* [Directions]
List, from the lines below, each one with "this" in it.

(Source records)
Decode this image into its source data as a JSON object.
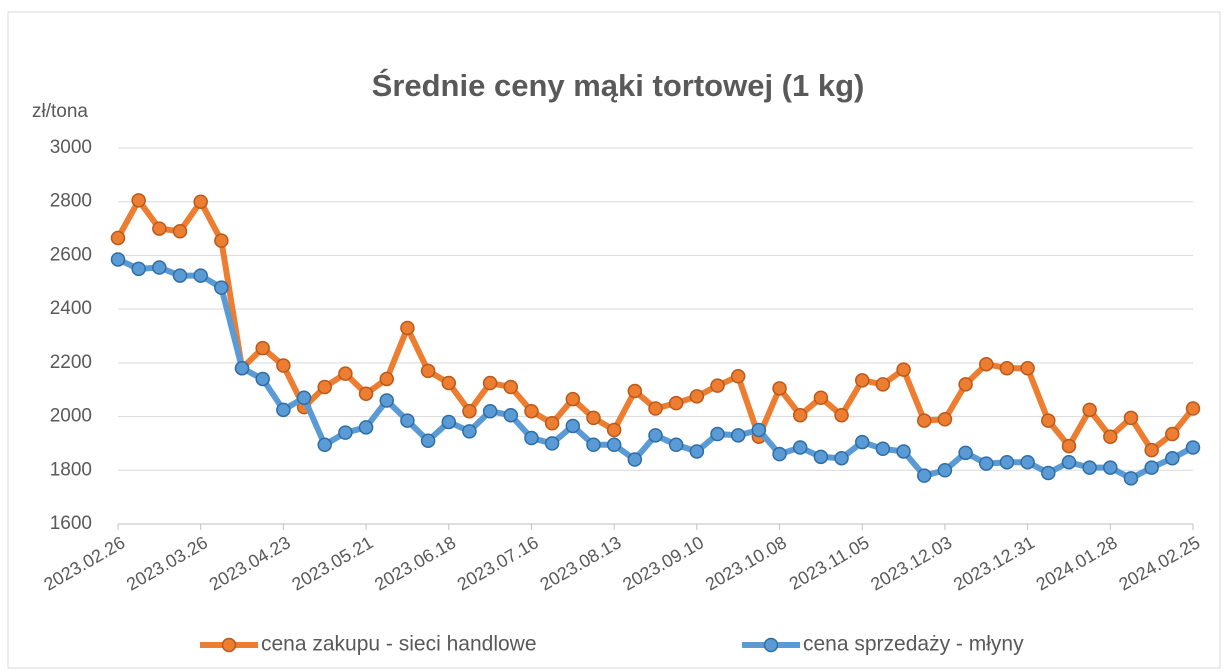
{
  "chart_data": {
    "type": "line",
    "title": "Średnie ceny mąki tortowej (1 kg)",
    "y_label": "zł/tona",
    "categories": [
      "2023.02.26",
      null,
      null,
      null,
      "2023.03.26",
      null,
      null,
      null,
      "2023.04.23",
      null,
      null,
      null,
      "2023.05.21",
      null,
      null,
      null,
      "2023.06.18",
      null,
      null,
      null,
      "2023.07.16",
      null,
      null,
      null,
      "2023.08.13",
      null,
      null,
      null,
      "2023.09.10",
      null,
      null,
      null,
      "2023.10.08",
      null,
      null,
      null,
      "2023.11.05",
      null,
      null,
      null,
      "2023.12.03",
      null,
      null,
      null,
      "2023.12.31",
      null,
      null,
      null,
      "2024.01.28",
      null,
      null,
      null,
      "2024.02.25"
    ],
    "series": [
      {
        "name": "cena zakupu - sieci handlowe",
        "color": "#ed7d31",
        "values": [
          2665,
          2805,
          2700,
          2690,
          2800,
          2655,
          2180,
          2255,
          2190,
          2035,
          2110,
          2160,
          2085,
          2140,
          2330,
          2170,
          2125,
          2020,
          2125,
          2110,
          2020,
          1975,
          2065,
          1995,
          1950,
          2095,
          2030,
          2050,
          2075,
          2115,
          2150,
          1925,
          2105,
          2005,
          2070,
          2005,
          2135,
          2120,
          2175,
          1985,
          1990,
          2120,
          2195,
          2180,
          2180,
          1985,
          1890,
          2025,
          1925,
          1995,
          1875,
          1935,
          2030
        ]
      },
      {
        "name": "cena sprzedaży - młyny",
        "color": "#5b9bd5",
        "values": [
          2585,
          2550,
          2555,
          2525,
          2525,
          2480,
          2180,
          2140,
          2025,
          2070,
          1895,
          1940,
          1960,
          2060,
          1985,
          1910,
          1980,
          1945,
          2020,
          2005,
          1920,
          1900,
          1965,
          1895,
          1895,
          1840,
          1930,
          1895,
          1870,
          1935,
          1930,
          1950,
          1860,
          1885,
          1850,
          1845,
          1905,
          1880,
          1870,
          1780,
          1800,
          1865,
          1825,
          1830,
          1830,
          1790,
          1830,
          1810,
          1810,
          1770,
          1810,
          1845,
          1885
        ]
      }
    ],
    "ylim": [
      1600,
      3000
    ],
    "yticks": [
      1600,
      1800,
      2000,
      2200,
      2400,
      2600,
      2800,
      3000
    ],
    "grid": true,
    "legend": "bottom"
  }
}
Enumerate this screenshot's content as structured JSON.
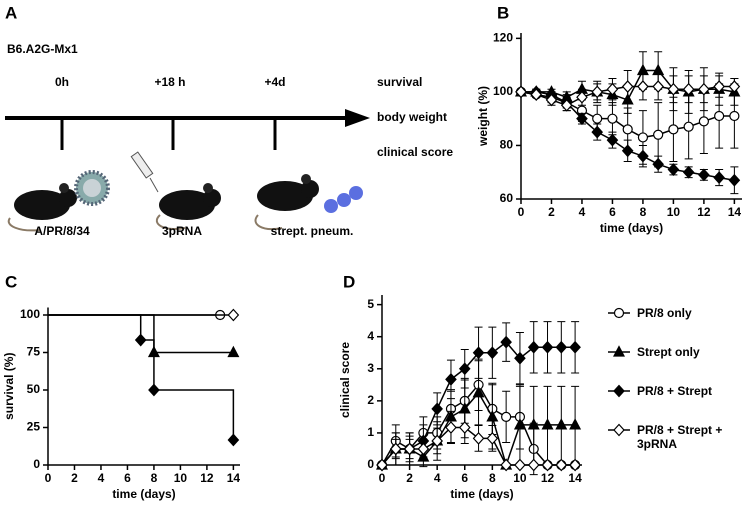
{
  "panel_a": {
    "label": "A",
    "strain": "B6.A2G-Mx1",
    "timepoints": [
      "0h",
      "+18 h",
      "+4d"
    ],
    "readouts": [
      "survival",
      "body weight",
      "clinical score"
    ],
    "treatments": [
      "A/PR/8/34",
      "3pRNA",
      "strept. pneum."
    ]
  },
  "chart_data": [
    {
      "type": "line",
      "label": "B",
      "xlabel": "time (days)",
      "ylabel": "weight (%)",
      "x": [
        0,
        1,
        2,
        3,
        4,
        5,
        6,
        7,
        8,
        9,
        10,
        11,
        12,
        13,
        14
      ],
      "xlim": [
        0,
        14.5
      ],
      "ylim": [
        60,
        122
      ],
      "xticks": [
        0,
        2,
        4,
        6,
        8,
        10,
        12,
        14
      ],
      "yticks": [
        60,
        80,
        100,
        120
      ],
      "series": [
        {
          "marker": "circle-open",
          "values": [
            100,
            99,
            98,
            96,
            93,
            90,
            90,
            86,
            83,
            84,
            86,
            87,
            89,
            91,
            91
          ],
          "errors": [
            0,
            1,
            2,
            3,
            4,
            5,
            6,
            8,
            10,
            12,
            12,
            12,
            12,
            12,
            12
          ]
        },
        {
          "marker": "triangle",
          "values": [
            100,
            100,
            100,
            98,
            101,
            100,
            99,
            97,
            108,
            108,
            101,
            100,
            101,
            101,
            100
          ],
          "errors": [
            0,
            1,
            1,
            2,
            3,
            4,
            4,
            5,
            7,
            7,
            8,
            8,
            8,
            6,
            5
          ]
        },
        {
          "marker": "diamond",
          "values": [
            100,
            100,
            99,
            96,
            90,
            85,
            82,
            78,
            76,
            73,
            71,
            70,
            69,
            68,
            67
          ],
          "errors": [
            0,
            1,
            1,
            2,
            2,
            3,
            3,
            4,
            4,
            3,
            2,
            2,
            2,
            3,
            5
          ]
        },
        {
          "marker": "diamond-open",
          "values": [
            100,
            99,
            97,
            95,
            98,
            100,
            101,
            102,
            102,
            102,
            101,
            101,
            101,
            102,
            102
          ],
          "errors": [
            0,
            1,
            2,
            2,
            3,
            3,
            4,
            6,
            5,
            5,
            5,
            5,
            5,
            4,
            3
          ]
        }
      ]
    },
    {
      "type": "step",
      "label": "C",
      "xlabel": "time (days)",
      "ylabel": "survival (%)",
      "xlim": [
        0,
        14.5
      ],
      "ylim": [
        0,
        105
      ],
      "xticks": [
        0,
        2,
        4,
        6,
        8,
        10,
        12,
        14
      ],
      "yticks": [
        0,
        25,
        50,
        75,
        100
      ],
      "series": [
        {
          "marker": "circle-open",
          "x": [
            0,
            13
          ],
          "values": [
            100,
            100
          ]
        },
        {
          "marker": "triangle",
          "x": [
            0,
            8,
            14
          ],
          "values": [
            100,
            75,
            75
          ]
        },
        {
          "marker": "diamond",
          "x": [
            0,
            7,
            8,
            14
          ],
          "values": [
            100,
            83.3,
            50,
            16.7
          ]
        },
        {
          "marker": "diamond-open",
          "x": [
            0,
            14
          ],
          "values": [
            100,
            100
          ]
        }
      ]
    },
    {
      "type": "line",
      "label": "D",
      "xlabel": "time (days)",
      "ylabel": "clinical score",
      "x": [
        0,
        1,
        2,
        3,
        4,
        5,
        6,
        7,
        8,
        9,
        10,
        11,
        12,
        13,
        14
      ],
      "xlim": [
        0,
        14.5
      ],
      "ylim": [
        0,
        5.3
      ],
      "xticks": [
        0,
        2,
        4,
        6,
        8,
        10,
        12,
        14
      ],
      "yticks": [
        0,
        1,
        2,
        3,
        4,
        5
      ],
      "series": [
        {
          "name": "PR/8 only",
          "marker": "circle-open",
          "values": [
            0,
            0.75,
            0.5,
            1,
            1,
            1.75,
            2,
            2.5,
            1.75,
            1.5,
            1.5,
            0.5,
            0,
            0,
            0
          ],
          "errors": [
            0,
            0.5,
            0.4,
            0.5,
            0.5,
            0.6,
            0.7,
            0.8,
            0.8,
            0.8,
            1,
            0.8,
            0,
            0,
            0
          ]
        },
        {
          "name": "Strept only",
          "marker": "triangle",
          "values": [
            0,
            0.5,
            0.5,
            0.25,
            0.75,
            1.5,
            1.75,
            2.25,
            1.5,
            0,
            1.25,
            1.25,
            1.25,
            1.25,
            1.25
          ],
          "errors": [
            0,
            0.5,
            0.5,
            0.3,
            0.6,
            0.8,
            0.9,
            1,
            1,
            0,
            1.2,
            1.2,
            1.2,
            1.2,
            1.2
          ]
        },
        {
          "name": "PR/8 + Strept",
          "marker": "diamond",
          "values": [
            0,
            0.5,
            0.5,
            0.75,
            1.75,
            2.67,
            3,
            3.5,
            3.5,
            3.83,
            3.33,
            3.67,
            3.67,
            3.67,
            3.67
          ],
          "errors": [
            0,
            0.5,
            0.5,
            0.5,
            0.5,
            0.6,
            0.6,
            0.8,
            0.8,
            0.6,
            0.8,
            0.8,
            0.8,
            0.8,
            0.8
          ]
        },
        {
          "name": "PR/8 + Strept + 3pRNA",
          "marker": "diamond-open",
          "values": [
            0,
            0.5,
            0.5,
            0.5,
            0.75,
            1.17,
            1.17,
            0.83,
            0.83,
            0,
            0,
            0,
            0,
            0,
            0
          ],
          "errors": [
            0,
            0.3,
            0.3,
            0.3,
            0.4,
            0.5,
            0.5,
            0.4,
            0.4,
            0,
            0,
            0,
            0,
            0,
            0
          ]
        }
      ]
    }
  ]
}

* [Answer for the task]
Decode this image into its source data as a JSON object.
Enumerate this screenshot's content as structured JSON.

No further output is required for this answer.